• Task set:
1. Answer these questions from the birthday problem thread, one per line, marked (a), (b), (c):
(a) What probability does the question ask for?
(b) In how many ways can Person1 have a unique birthday?
(c) In how many ways do the two chosen people match up with the two chosen days?
2. In the birthday problem thread, print the passage from "We want to subtract" up to and including "back in once.".
3. Give what follows the last sentence of the birthday problem thread.

[start of Selection]

Birthday problem: no unique birthday (all collide)

Question

I have another variation of a birthday problem to solve. Given $n$ people and $m$ birthdays (let's keep in generic...), what would be the probability that none of the people has a unique birthday date? I've already run out of ways to approach the problem...

Answer 1

The Inclusion-Exclusion principle gives a formula of sorts. Start with a basic $m^n$ possible sets of birthdays.
We want to subtract the number of ways Person1 has a unique birthday. He has one of $m$ birthdays, and everyone else must fit into $m-1$ days. That is $m(m-1)^{n-1}$ ways. In fact, subtract that $n$ times, because there are $n$ people who might have a unique birthday.
But if two people have unique birthdays. There are $m\choose2$ ways to choose the days and $n\choose2$ ways to choose the people. They match up in $2!$ ways. We subtracted that twice (once for A and once for B) and need to add it back in once.

[end of Selection]
[start of Data supplied]

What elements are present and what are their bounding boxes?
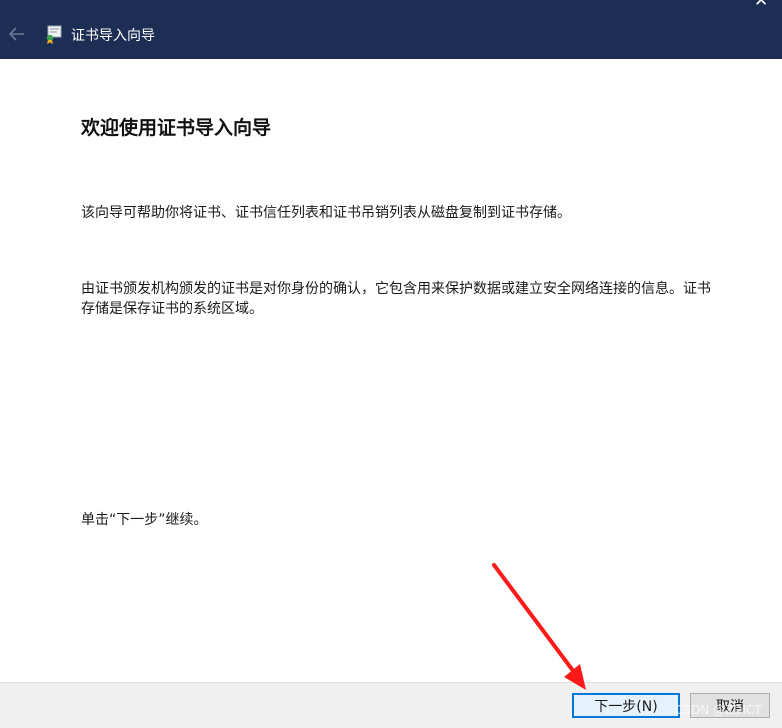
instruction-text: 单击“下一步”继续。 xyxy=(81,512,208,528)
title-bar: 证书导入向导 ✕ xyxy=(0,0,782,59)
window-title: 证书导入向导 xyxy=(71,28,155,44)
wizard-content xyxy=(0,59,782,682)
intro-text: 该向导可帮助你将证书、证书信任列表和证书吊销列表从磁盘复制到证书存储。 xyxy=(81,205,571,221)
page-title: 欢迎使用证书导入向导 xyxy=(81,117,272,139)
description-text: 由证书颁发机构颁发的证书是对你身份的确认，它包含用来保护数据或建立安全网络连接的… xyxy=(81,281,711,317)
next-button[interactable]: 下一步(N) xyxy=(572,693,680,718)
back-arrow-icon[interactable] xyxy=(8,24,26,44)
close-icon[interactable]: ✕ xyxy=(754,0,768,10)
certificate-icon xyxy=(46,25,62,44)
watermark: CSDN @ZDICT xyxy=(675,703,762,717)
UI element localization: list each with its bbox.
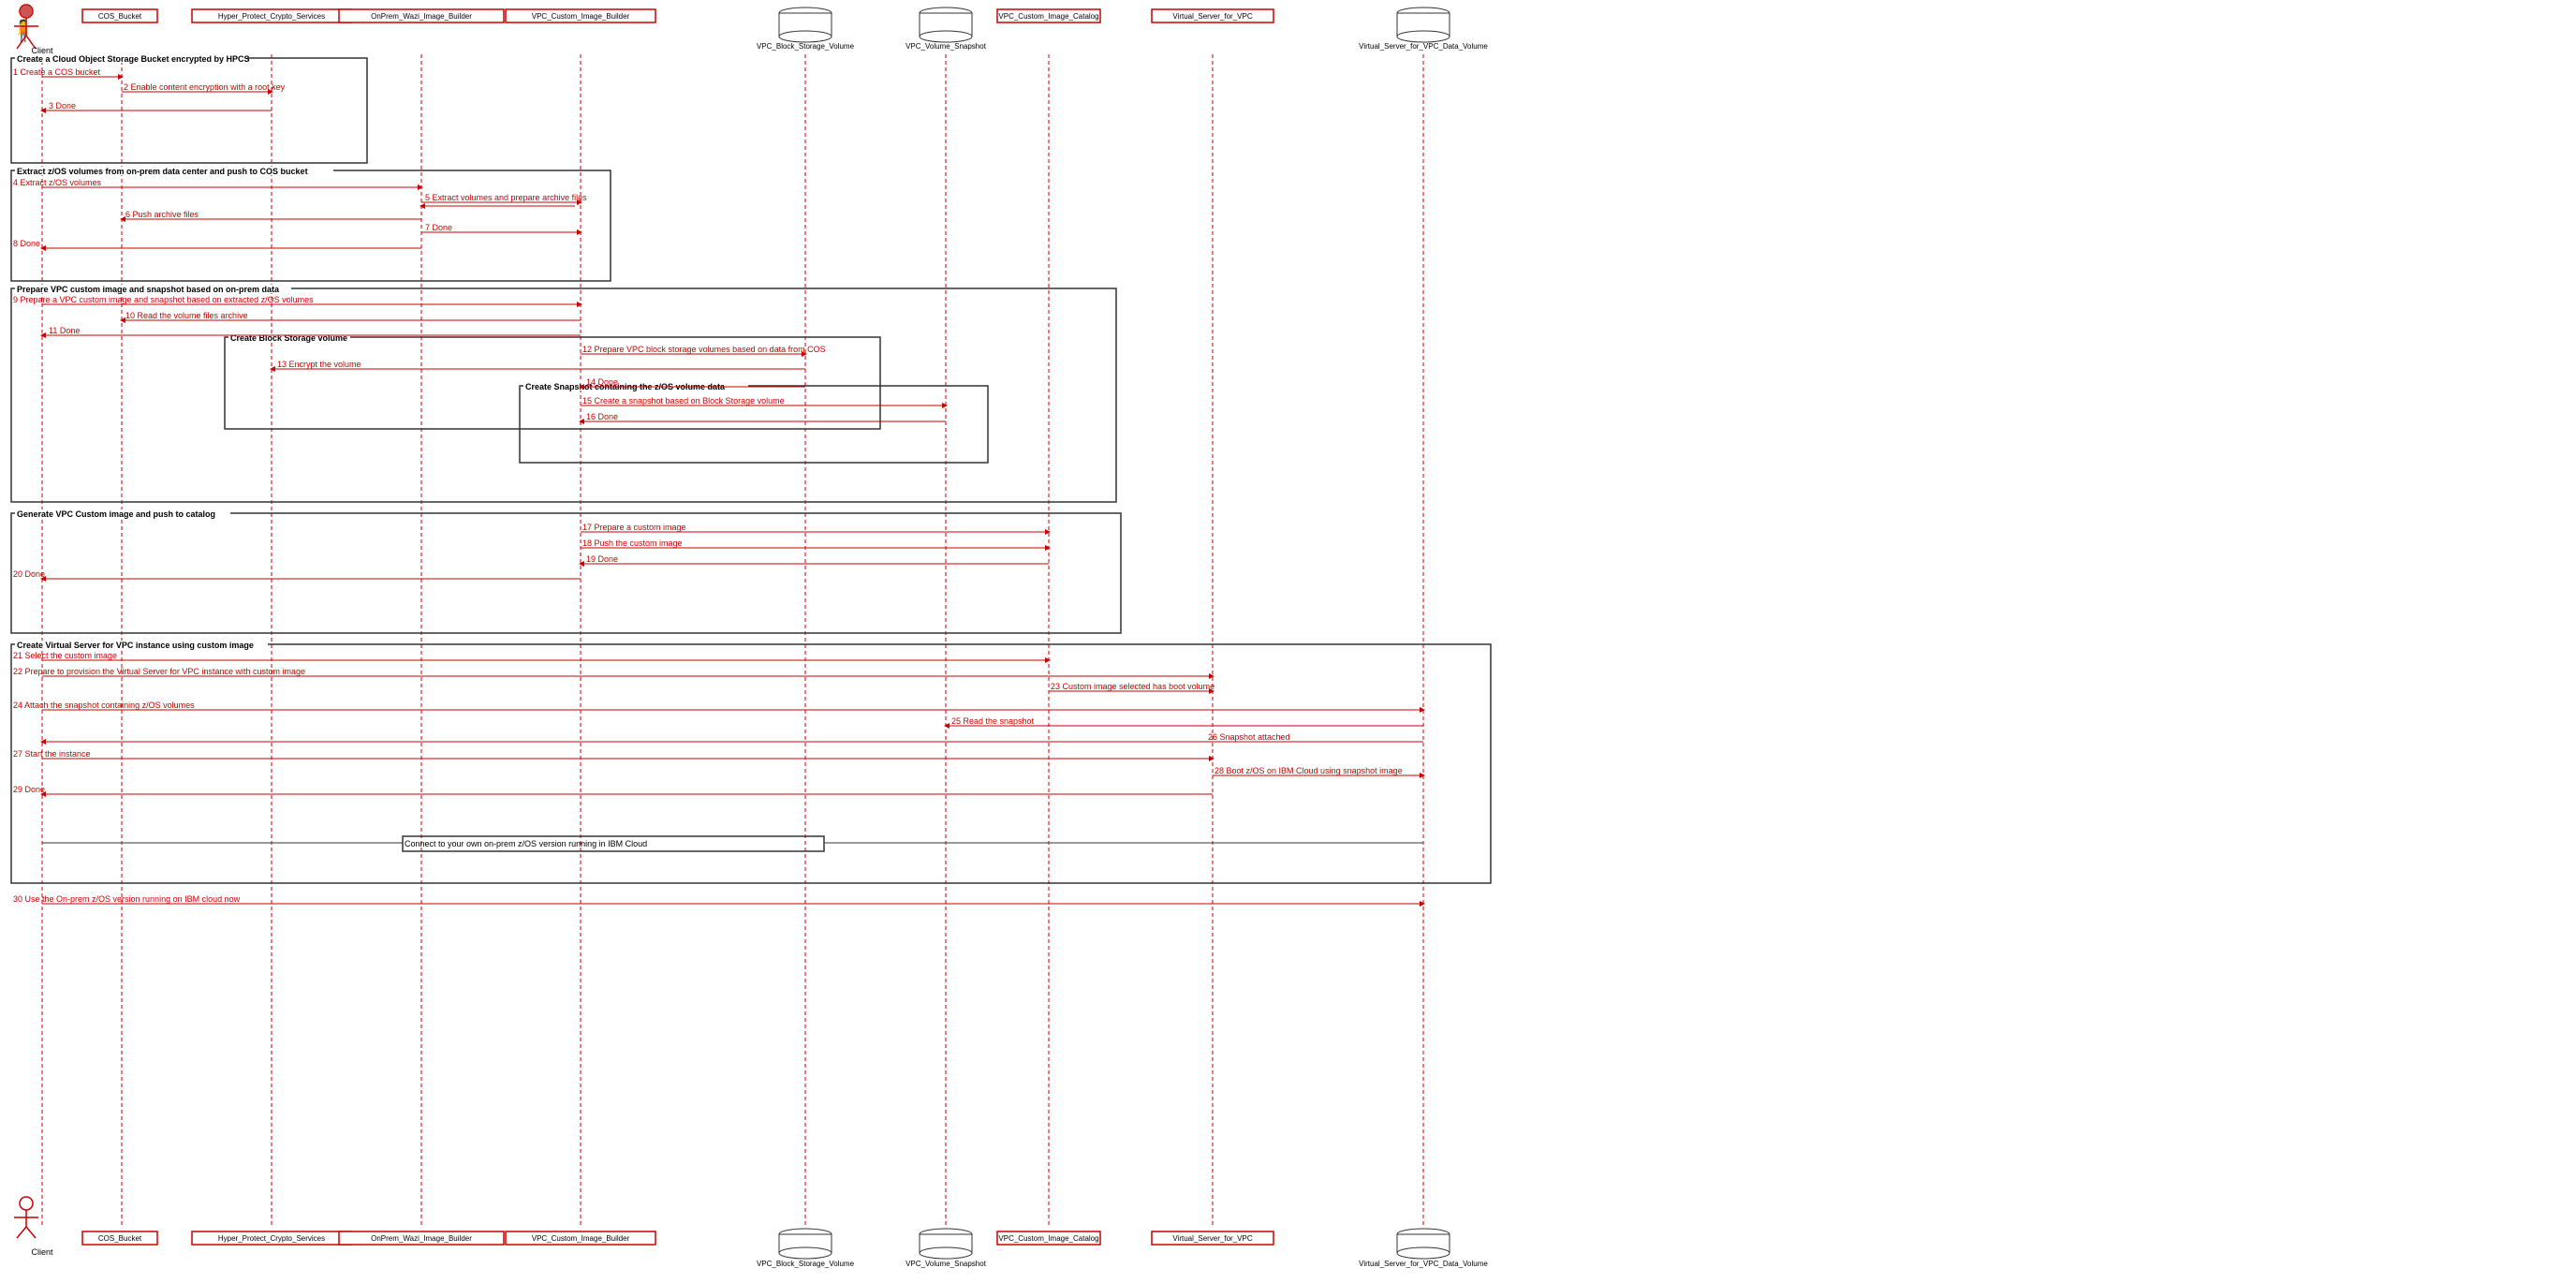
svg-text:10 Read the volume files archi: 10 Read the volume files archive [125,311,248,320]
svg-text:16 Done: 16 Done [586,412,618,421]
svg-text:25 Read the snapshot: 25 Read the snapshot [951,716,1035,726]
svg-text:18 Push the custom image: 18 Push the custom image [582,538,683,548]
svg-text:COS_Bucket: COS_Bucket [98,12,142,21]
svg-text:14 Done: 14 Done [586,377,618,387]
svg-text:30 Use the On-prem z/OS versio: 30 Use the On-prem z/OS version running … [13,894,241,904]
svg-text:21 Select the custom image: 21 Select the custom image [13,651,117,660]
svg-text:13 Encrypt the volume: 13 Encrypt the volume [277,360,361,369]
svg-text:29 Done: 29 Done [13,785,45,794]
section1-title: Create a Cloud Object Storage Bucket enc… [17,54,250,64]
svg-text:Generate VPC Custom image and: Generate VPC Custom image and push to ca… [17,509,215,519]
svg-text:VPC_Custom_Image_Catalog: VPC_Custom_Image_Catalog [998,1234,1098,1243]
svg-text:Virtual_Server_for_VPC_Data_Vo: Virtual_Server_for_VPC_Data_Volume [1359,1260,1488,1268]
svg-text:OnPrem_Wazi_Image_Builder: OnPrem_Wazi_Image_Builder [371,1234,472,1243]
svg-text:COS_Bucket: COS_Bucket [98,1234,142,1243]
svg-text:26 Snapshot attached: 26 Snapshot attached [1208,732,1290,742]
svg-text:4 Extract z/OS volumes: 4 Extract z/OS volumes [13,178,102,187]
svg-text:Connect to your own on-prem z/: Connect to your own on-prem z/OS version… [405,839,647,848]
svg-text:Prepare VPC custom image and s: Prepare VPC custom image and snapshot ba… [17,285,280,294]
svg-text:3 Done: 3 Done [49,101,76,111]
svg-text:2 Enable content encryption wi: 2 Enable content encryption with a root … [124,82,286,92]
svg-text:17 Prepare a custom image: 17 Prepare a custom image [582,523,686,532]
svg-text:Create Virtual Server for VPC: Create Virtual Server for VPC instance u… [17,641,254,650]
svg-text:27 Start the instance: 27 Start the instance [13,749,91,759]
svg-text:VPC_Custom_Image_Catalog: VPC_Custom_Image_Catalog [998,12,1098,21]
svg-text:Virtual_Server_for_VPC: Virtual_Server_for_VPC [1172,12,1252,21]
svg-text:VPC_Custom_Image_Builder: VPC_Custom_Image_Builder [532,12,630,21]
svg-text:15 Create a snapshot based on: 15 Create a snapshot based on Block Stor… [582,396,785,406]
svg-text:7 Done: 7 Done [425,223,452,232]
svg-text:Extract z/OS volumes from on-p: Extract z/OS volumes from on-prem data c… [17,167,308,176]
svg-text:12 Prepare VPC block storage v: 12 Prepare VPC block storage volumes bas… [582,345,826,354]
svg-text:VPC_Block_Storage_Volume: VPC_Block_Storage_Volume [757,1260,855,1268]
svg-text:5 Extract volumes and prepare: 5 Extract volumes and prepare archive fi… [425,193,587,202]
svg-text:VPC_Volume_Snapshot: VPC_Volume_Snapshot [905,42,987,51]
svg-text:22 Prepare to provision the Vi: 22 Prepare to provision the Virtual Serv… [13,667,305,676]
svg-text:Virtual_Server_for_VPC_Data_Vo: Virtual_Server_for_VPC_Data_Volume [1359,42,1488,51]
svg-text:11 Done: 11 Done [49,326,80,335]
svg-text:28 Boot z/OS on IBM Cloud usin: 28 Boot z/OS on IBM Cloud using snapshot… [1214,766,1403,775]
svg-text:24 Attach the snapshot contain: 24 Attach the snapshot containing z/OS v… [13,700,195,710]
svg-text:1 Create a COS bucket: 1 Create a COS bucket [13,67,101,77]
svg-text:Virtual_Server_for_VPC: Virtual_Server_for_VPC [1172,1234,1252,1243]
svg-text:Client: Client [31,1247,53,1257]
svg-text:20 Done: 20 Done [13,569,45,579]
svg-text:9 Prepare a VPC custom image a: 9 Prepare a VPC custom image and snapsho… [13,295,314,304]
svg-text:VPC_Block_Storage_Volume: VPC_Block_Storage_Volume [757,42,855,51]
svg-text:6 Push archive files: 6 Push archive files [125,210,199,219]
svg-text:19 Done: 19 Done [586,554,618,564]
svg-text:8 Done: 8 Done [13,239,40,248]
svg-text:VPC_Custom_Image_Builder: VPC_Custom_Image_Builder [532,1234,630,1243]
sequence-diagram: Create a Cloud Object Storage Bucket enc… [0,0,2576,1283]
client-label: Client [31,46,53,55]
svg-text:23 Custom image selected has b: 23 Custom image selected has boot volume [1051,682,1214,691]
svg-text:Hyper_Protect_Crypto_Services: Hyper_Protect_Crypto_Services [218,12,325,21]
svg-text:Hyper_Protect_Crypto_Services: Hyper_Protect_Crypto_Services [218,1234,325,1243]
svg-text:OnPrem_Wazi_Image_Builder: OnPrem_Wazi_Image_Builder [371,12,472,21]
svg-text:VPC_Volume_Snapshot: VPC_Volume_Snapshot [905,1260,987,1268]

[end of Data supplied]

• Task answers:
1.
(a) The probability that none of the $n$ people has a unique birthday date.
(b) $m(m-1)^{n-1}$ ways.
(c) $2!$ ways.

2.
We want to subtract the number of ways Person1 has a unique birthday. He has one of $m$ birthdays, and everyone else must fit into $m-1$ days. That is $m(m-1)^{n-1}$ ways. In fact, subtract that $n$ times, because there are $n$ people who might have a unique birthday.
But if two people have unique birthdays. There are $m\choose2$ ways to choose the days and $n\choose2$ ways to choose the people. They match up in $2!$ ways. We subtracted that twice (once for A and once for B) and need to add it back in once.

3.
If three people have unique birthdays, we have already subtracted three times (for A,B,C), added back in three times (for AB,AC,BC) and need to subtract off again.
In the end, it comes to $$\frac{m^n-mn(m-1)^{n-1}+2!{m\choose2}{n\choose2}(m-2)^{n-2}-3!{m\choose3}{n\choose3}(m-3)^{n-3}+...}{m^n}$$ EDIT: Here is an approximation for large $n$ and $m$.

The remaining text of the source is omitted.